_WHAT YOU ARE ASKED TO DO_: Quote the entries starting at the line containing "checkbox[interactable] xyxy=(580,1285,596,1301)" and ending at the line containing "list-item: Check mail", both included, exactly as they appear.

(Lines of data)
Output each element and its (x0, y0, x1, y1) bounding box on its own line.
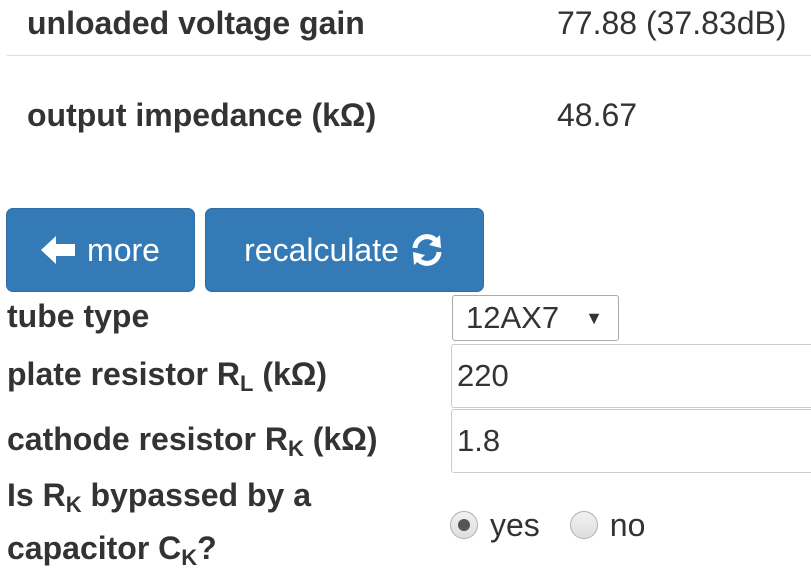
bypass-question-label: Is RK bypassed by a capacitor CK? (7, 477, 312, 570)
more-button-label: more (87, 231, 160, 268)
result-row-output-impedance: output impedance (kΩ) 48.67 (7, 79, 811, 147)
bypass-radio-group: yes no (450, 503, 645, 547)
tube-type-selected: 12AX7 (466, 300, 560, 335)
recalculate-button-label: recalculate (244, 231, 399, 268)
refresh-icon (409, 232, 445, 268)
arrow-left-icon (41, 235, 77, 265)
result-value: 77.88 (37.83dB) (557, 5, 787, 41)
tube-type-select[interactable]: 12AX7 ▼ (452, 295, 619, 341)
result-row-voltage-gain: unloaded voltage gain 77.88 (37.83dB) (7, 0, 811, 56)
result-label: output impedance (kΩ) (27, 97, 377, 133)
cathode-resistor-label: cathode resistor RK (kΩ) (7, 421, 378, 461)
more-button[interactable]: more (6, 208, 195, 292)
radio-yes[interactable] (450, 511, 478, 539)
result-label: unloaded voltage gain (27, 5, 365, 41)
radio-yes-label[interactable]: yes (490, 507, 540, 544)
plate-resistor-input[interactable] (451, 344, 811, 408)
recalculate-button[interactable]: recalculate (205, 208, 484, 292)
result-value: 48.67 (557, 97, 638, 133)
cathode-resistor-input[interactable] (451, 409, 811, 473)
radio-no-label[interactable]: no (610, 507, 646, 544)
radio-no[interactable] (569, 511, 598, 539)
tube-type-label: tube type (7, 298, 150, 334)
plate-resistor-label: plate resistor RL (kΩ) (7, 356, 328, 396)
dropdown-arrow-icon: ▼ (585, 308, 603, 328)
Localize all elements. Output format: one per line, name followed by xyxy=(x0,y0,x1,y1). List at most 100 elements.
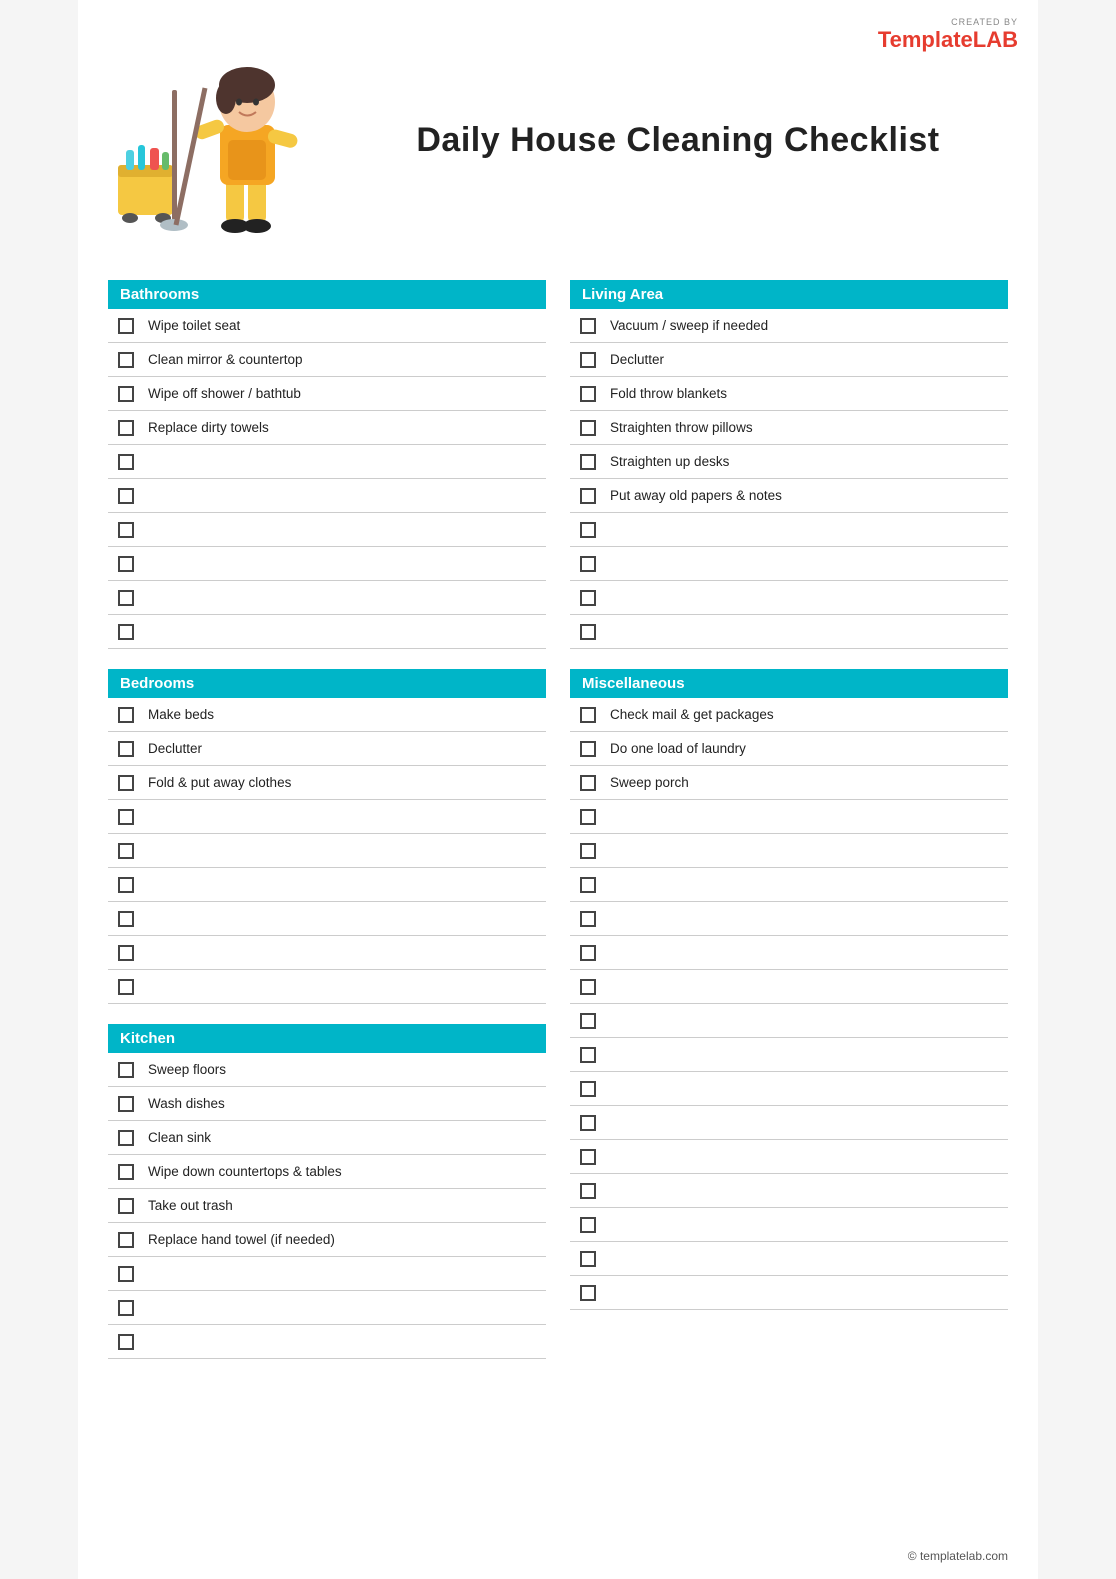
checkbox[interactable] xyxy=(580,1285,596,1301)
item-text: Fold & put away clothes xyxy=(148,775,291,790)
list-item xyxy=(108,902,546,936)
item-text: Replace hand towel (if needed) xyxy=(148,1232,335,1247)
item-text: Do one load of laundry xyxy=(610,741,746,756)
checkbox[interactable] xyxy=(580,877,596,893)
list-item: Check mail & get packages xyxy=(570,698,1008,732)
checkbox[interactable] xyxy=(580,1047,596,1063)
list-item xyxy=(570,547,1008,581)
list-item: Declutter xyxy=(570,343,1008,377)
checkbox[interactable] xyxy=(118,843,134,859)
checkbox[interactable] xyxy=(580,1081,596,1097)
section-kitchen: Kitchen Sweep floors Wash dishes Clean s… xyxy=(108,1024,546,1359)
list-item xyxy=(570,834,1008,868)
checkbox[interactable] xyxy=(580,1183,596,1199)
checkbox[interactable] xyxy=(580,1251,596,1267)
checkbox[interactable] xyxy=(580,945,596,961)
section-miscellaneous: Miscellaneous Check mail & get packages … xyxy=(570,669,1008,1310)
checkbox[interactable] xyxy=(118,911,134,927)
checkbox[interactable] xyxy=(118,1130,134,1146)
checkbox[interactable] xyxy=(580,1149,596,1165)
list-item: Sweep porch xyxy=(570,766,1008,800)
checkbox[interactable] xyxy=(580,420,596,436)
checkbox[interactable] xyxy=(118,624,134,640)
list-item xyxy=(570,581,1008,615)
section-bedrooms: Bedrooms Make beds Declutter Fold & put … xyxy=(108,669,546,1004)
checkbox[interactable] xyxy=(118,420,134,436)
checkbox[interactable] xyxy=(118,945,134,961)
checkbox[interactable] xyxy=(118,775,134,791)
illustration-svg xyxy=(108,30,338,240)
list-item xyxy=(570,902,1008,936)
checkbox[interactable] xyxy=(118,318,134,334)
checkbox[interactable] xyxy=(580,352,596,368)
checkbox[interactable] xyxy=(580,741,596,757)
checkbox[interactable] xyxy=(580,488,596,504)
checkbox[interactable] xyxy=(580,522,596,538)
list-item xyxy=(570,800,1008,834)
checkbox[interactable] xyxy=(118,1334,134,1350)
checkbox[interactable] xyxy=(580,624,596,640)
item-text: Vacuum / sweep if needed xyxy=(610,318,768,333)
checkbox[interactable] xyxy=(118,352,134,368)
checkbox[interactable] xyxy=(118,707,134,723)
checkbox[interactable] xyxy=(118,488,134,504)
section-header-kitchen: Kitchen xyxy=(108,1024,546,1053)
list-item xyxy=(108,615,546,649)
checkbox[interactable] xyxy=(580,843,596,859)
checkbox[interactable] xyxy=(118,556,134,572)
checkbox[interactable] xyxy=(580,318,596,334)
checkbox[interactable] xyxy=(118,522,134,538)
checkbox[interactable] xyxy=(580,386,596,402)
brand-part2: LAB xyxy=(973,27,1018,52)
checkbox[interactable] xyxy=(580,775,596,791)
checkbox[interactable] xyxy=(118,809,134,825)
checkbox[interactable] xyxy=(118,1164,134,1180)
checkbox[interactable] xyxy=(118,1062,134,1078)
list-item xyxy=(570,1276,1008,1310)
item-text: Put away old papers & notes xyxy=(610,488,782,503)
logo: CREATED BY TemplateLAB xyxy=(878,18,1018,52)
checkbox[interactable] xyxy=(580,556,596,572)
checkbox[interactable] xyxy=(580,979,596,995)
list-item: Fold & put away clothes xyxy=(108,766,546,800)
header-illustration xyxy=(108,30,348,250)
checkbox[interactable] xyxy=(580,1115,596,1131)
list-item: Straighten throw pillows xyxy=(570,411,1008,445)
checkbox[interactable] xyxy=(580,1217,596,1233)
checkbox[interactable] xyxy=(118,1232,134,1248)
list-item: Clean sink xyxy=(108,1121,546,1155)
checkbox[interactable] xyxy=(118,590,134,606)
checkbox[interactable] xyxy=(580,911,596,927)
list-item: Clean mirror & countertop xyxy=(108,343,546,377)
right-column: Living Area Vacuum / sweep if needed Dec… xyxy=(570,280,1008,1359)
checkbox[interactable] xyxy=(118,741,134,757)
item-text: Straighten throw pillows xyxy=(610,420,753,435)
list-item: Wipe down countertops & tables xyxy=(108,1155,546,1189)
checkbox[interactable] xyxy=(580,454,596,470)
item-text: Declutter xyxy=(148,741,202,756)
checkbox[interactable] xyxy=(580,809,596,825)
checklist-grid: Bathrooms Wipe toilet seat Clean mirror … xyxy=(108,280,1008,1359)
brand-part1: Template xyxy=(878,27,973,52)
list-item xyxy=(570,1072,1008,1106)
checkbox[interactable] xyxy=(580,707,596,723)
checkbox[interactable] xyxy=(580,1013,596,1029)
checkbox[interactable] xyxy=(118,454,134,470)
item-text: Declutter xyxy=(610,352,664,367)
checkbox[interactable] xyxy=(118,1266,134,1282)
checkbox[interactable] xyxy=(118,979,134,995)
checkbox[interactable] xyxy=(118,1198,134,1214)
checkbox[interactable] xyxy=(118,386,134,402)
list-item: Do one load of laundry xyxy=(570,732,1008,766)
list-item xyxy=(108,1291,546,1325)
item-text: Clean mirror & countertop xyxy=(148,352,303,367)
list-item xyxy=(570,1038,1008,1072)
list-item: Wash dishes xyxy=(108,1087,546,1121)
checkbox[interactable] xyxy=(580,590,596,606)
checkbox[interactable] xyxy=(118,1096,134,1112)
list-item xyxy=(108,868,546,902)
checkbox[interactable] xyxy=(118,1300,134,1316)
footer-text: © templatelab.com xyxy=(908,1549,1008,1563)
checkbox[interactable] xyxy=(118,877,134,893)
footer: © templatelab.com xyxy=(908,1549,1008,1563)
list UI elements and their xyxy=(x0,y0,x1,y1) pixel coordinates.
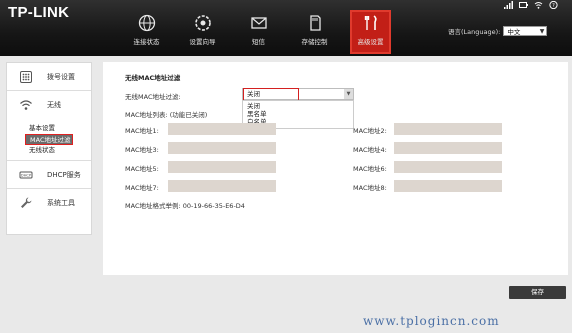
dial-icon xyxy=(20,70,32,83)
language-dropdown[interactable]: 中文 ▼ xyxy=(503,26,548,36)
globe-icon xyxy=(138,14,155,32)
nav-setup-wizard[interactable]: 设置向导 xyxy=(182,10,223,54)
main-nav: 连接状态 设置向导 短信 存储控制 高级设置 xyxy=(126,10,406,54)
mac-label-8: MAC地址8: xyxy=(353,184,387,192)
option-off[interactable]: 关闭 xyxy=(247,102,353,110)
mac-label-1: MAC地址1: xyxy=(125,127,159,135)
page-title: 无线MAC地址过滤 xyxy=(125,74,181,82)
mac-format-example: MAC地址格式举例: 00-19-66-35-E6-D4 xyxy=(125,202,245,210)
mac-address-7-input[interactable] xyxy=(168,180,276,192)
wifi-status-icon xyxy=(534,1,543,9)
sidebar-item-label: 无线 xyxy=(47,101,61,109)
nav-label: 高级设置 xyxy=(357,38,384,46)
nav-storage-control[interactable]: 存储控制 xyxy=(294,10,335,54)
brand-logo: TP-LINK xyxy=(8,4,70,21)
mac-label-4: MAC地址4: xyxy=(353,146,387,154)
status-icons: ? xyxy=(504,0,558,10)
tools-icon xyxy=(364,15,377,30)
sidebar-item-dhcp[interactable]: DHCP DHCP服务 xyxy=(7,161,91,189)
language-selector: 语言(Language): 中文 ▼ xyxy=(448,26,548,36)
save-button[interactable]: 保存 xyxy=(509,286,566,299)
watermark: www.tplogincn.com xyxy=(363,314,500,328)
mac-label-5: MAC地址5: xyxy=(125,165,159,173)
mac-filter-panel: 无线MAC地址过滤 无线MAC地址过滤: 关闭 ▼ 关闭 黑名单 白名单 MAC… xyxy=(103,62,568,275)
language-value: 中文 xyxy=(507,28,521,36)
mac-address-2-input[interactable] xyxy=(394,123,502,135)
top-bar: TP-LINK ? 连接状态 设置向导 短信 存储控制 高级设置 语言(Lang… xyxy=(0,0,572,56)
nav-label: 存储控制 xyxy=(301,38,328,46)
mac-address-5-input[interactable] xyxy=(168,161,276,173)
nav-connection-status[interactable]: 连接状态 xyxy=(126,10,167,54)
mac-address-8-input[interactable] xyxy=(394,180,502,192)
sub-item-basic-settings[interactable]: 基本设置 xyxy=(7,123,91,134)
wizard-icon xyxy=(194,15,211,31)
mac-label-6: MAC地址6: xyxy=(353,165,387,173)
sidebar-item-system-tools[interactable]: 系统工具 xyxy=(7,189,91,217)
sidebar-item-dial-settings[interactable]: 拨号设置 xyxy=(7,63,91,91)
filter-mode-select[interactable]: 关闭 ▼ xyxy=(242,88,354,101)
mail-icon xyxy=(250,17,267,29)
chevron-down-icon[interactable]: ▼ xyxy=(344,89,353,99)
language-label: 语言(Language): xyxy=(448,28,501,36)
mac-address-6-input[interactable] xyxy=(394,161,502,173)
wrench-icon xyxy=(21,197,32,208)
option-blacklist[interactable]: 黑名单 xyxy=(247,110,353,118)
battery-icon xyxy=(519,1,528,9)
sidebar-item-label: DHCP服务 xyxy=(47,170,81,179)
sidebar-item-wireless[interactable]: 无线 xyxy=(7,91,91,119)
sidebar-item-label: 拨号设置 xyxy=(47,72,75,81)
filter-label: 无线MAC地址过滤: xyxy=(125,93,181,101)
mac-label-2: MAC地址2: xyxy=(353,127,387,135)
mac-list-label: MAC地址列表: (功能已关闭) xyxy=(125,111,208,119)
nav-advanced-settings[interactable]: 高级设置 xyxy=(350,10,391,54)
help-icon[interactable]: ? xyxy=(549,0,558,10)
svg-text:DHCP: DHCP xyxy=(21,173,32,177)
nav-sms[interactable]: 短信 xyxy=(238,10,279,54)
sub-item-mac-filter[interactable]: MAC地址过滤 xyxy=(25,134,73,145)
wifi-icon xyxy=(20,100,32,110)
mac-label-3: MAC地址3: xyxy=(125,146,159,154)
mac-label-7: MAC地址7: xyxy=(125,184,159,192)
svg-text:?: ? xyxy=(552,3,555,9)
signal-icon xyxy=(504,1,513,9)
nav-label: 连接状态 xyxy=(133,38,160,46)
mac-address-4-input[interactable] xyxy=(394,142,502,154)
mac-address-1-input[interactable] xyxy=(168,123,276,135)
chevron-down-icon: ▼ xyxy=(539,28,545,35)
nav-label: 短信 xyxy=(252,38,265,46)
dhcp-icon: DHCP xyxy=(19,171,33,178)
sub-item-wireless-status[interactable]: 无线状态 xyxy=(7,145,91,156)
sd-card-icon xyxy=(309,15,321,31)
mac-address-3-input[interactable] xyxy=(168,142,276,154)
wireless-sub-menu: 基本设置 MAC地址过滤 无线状态 xyxy=(7,119,91,161)
nav-label: 设置向导 xyxy=(189,38,216,46)
sidebar-item-label: 系统工具 xyxy=(47,199,75,207)
sidebar: 拨号设置 无线 基本设置 MAC地址过滤 无线状态 DHCP DHCP服务 系统… xyxy=(6,62,92,235)
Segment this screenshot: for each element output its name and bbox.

_SOLUTION BELOW_:
checkbox[interactable] xyxy=(580,1285,596,1301)
item-text: Fold & put away clothes xyxy=(148,775,291,790)
list-item xyxy=(108,902,546,936)
item-text: Replace hand towel (if needed) xyxy=(148,1232,335,1247)
item-text: Do one load of laundry xyxy=(610,741,746,756)
checkbox[interactable] xyxy=(580,877,596,893)
list-item: Check mail & get packages xyxy=(570,698,1008,732)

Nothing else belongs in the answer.